▶ **Exercise goal**: Tally the lines in these records that hold the string "چگونه", and reply with the number alone.

(Collected data entries)
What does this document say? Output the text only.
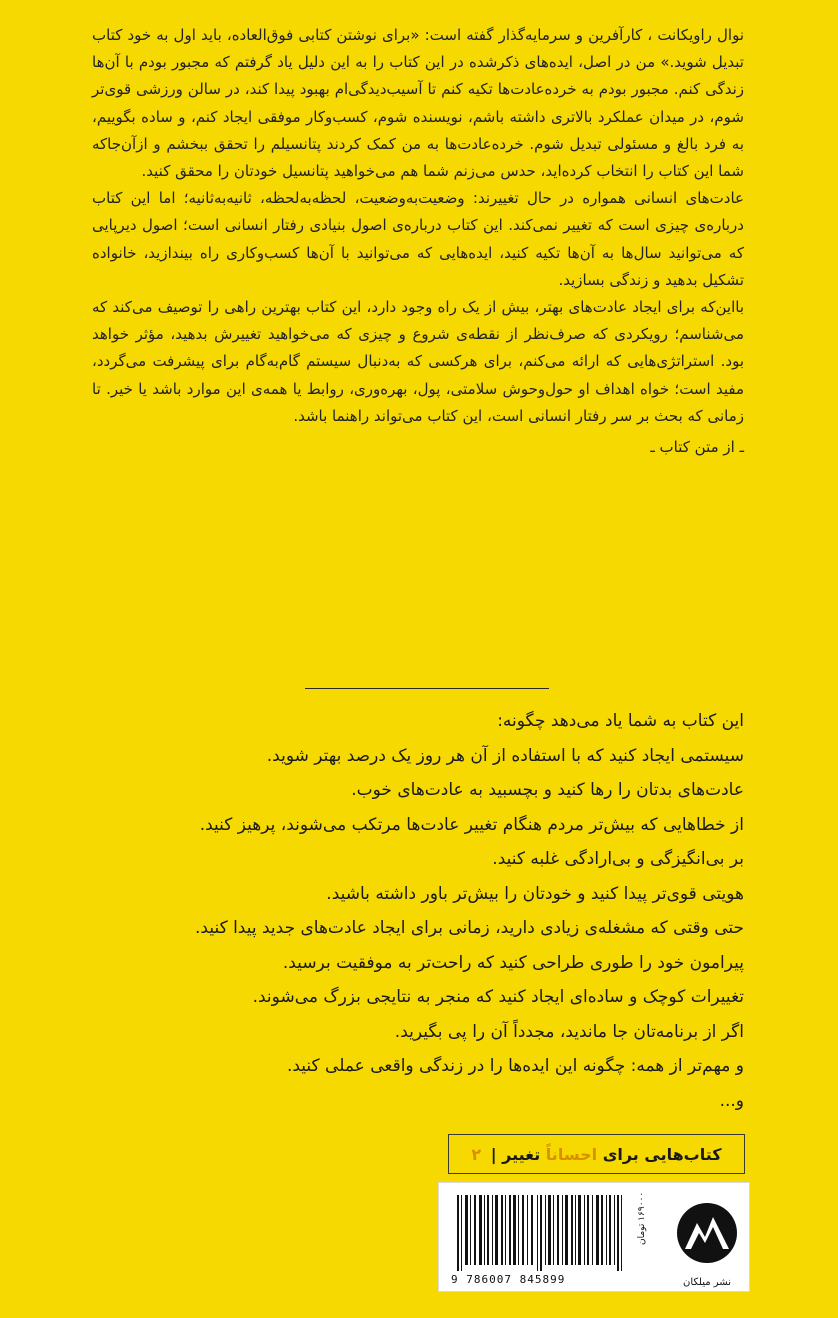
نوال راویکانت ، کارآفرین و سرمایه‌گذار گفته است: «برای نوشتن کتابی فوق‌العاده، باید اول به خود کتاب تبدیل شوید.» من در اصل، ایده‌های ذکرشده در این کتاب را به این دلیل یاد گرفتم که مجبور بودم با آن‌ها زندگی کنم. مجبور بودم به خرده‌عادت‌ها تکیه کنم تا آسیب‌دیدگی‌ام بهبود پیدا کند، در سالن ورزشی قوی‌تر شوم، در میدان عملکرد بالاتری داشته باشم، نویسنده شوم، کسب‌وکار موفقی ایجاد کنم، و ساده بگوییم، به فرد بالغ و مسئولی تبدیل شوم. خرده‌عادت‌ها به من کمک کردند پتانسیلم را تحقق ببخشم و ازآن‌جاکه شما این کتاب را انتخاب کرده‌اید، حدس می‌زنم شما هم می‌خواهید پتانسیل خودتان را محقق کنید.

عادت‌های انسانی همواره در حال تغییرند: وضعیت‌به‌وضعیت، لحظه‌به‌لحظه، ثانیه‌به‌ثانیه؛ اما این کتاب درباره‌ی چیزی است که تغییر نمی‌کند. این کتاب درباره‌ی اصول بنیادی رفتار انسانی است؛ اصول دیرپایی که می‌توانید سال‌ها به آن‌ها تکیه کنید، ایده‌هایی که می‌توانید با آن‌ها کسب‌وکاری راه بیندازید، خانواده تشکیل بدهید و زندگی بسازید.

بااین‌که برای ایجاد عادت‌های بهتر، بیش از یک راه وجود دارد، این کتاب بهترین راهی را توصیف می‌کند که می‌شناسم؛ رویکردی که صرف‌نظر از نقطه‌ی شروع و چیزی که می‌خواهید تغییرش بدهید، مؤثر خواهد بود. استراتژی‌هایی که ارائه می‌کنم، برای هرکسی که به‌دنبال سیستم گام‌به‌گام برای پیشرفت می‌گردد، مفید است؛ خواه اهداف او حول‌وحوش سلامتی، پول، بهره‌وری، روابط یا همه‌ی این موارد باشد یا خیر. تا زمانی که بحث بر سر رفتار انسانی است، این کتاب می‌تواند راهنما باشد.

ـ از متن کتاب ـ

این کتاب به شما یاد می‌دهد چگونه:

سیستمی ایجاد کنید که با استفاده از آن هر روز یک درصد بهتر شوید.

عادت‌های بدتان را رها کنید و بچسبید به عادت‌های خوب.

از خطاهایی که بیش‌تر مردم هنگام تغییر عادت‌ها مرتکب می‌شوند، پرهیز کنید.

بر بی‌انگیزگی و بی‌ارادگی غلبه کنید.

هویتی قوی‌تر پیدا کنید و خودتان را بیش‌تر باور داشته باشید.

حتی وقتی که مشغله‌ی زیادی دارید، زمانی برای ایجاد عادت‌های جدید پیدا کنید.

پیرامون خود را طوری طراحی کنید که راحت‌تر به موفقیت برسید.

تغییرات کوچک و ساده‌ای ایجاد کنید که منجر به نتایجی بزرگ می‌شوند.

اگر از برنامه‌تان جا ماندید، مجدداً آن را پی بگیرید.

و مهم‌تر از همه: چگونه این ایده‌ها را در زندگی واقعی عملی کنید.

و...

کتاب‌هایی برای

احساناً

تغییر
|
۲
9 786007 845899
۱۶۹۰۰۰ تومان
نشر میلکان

▶ **Full response**: 2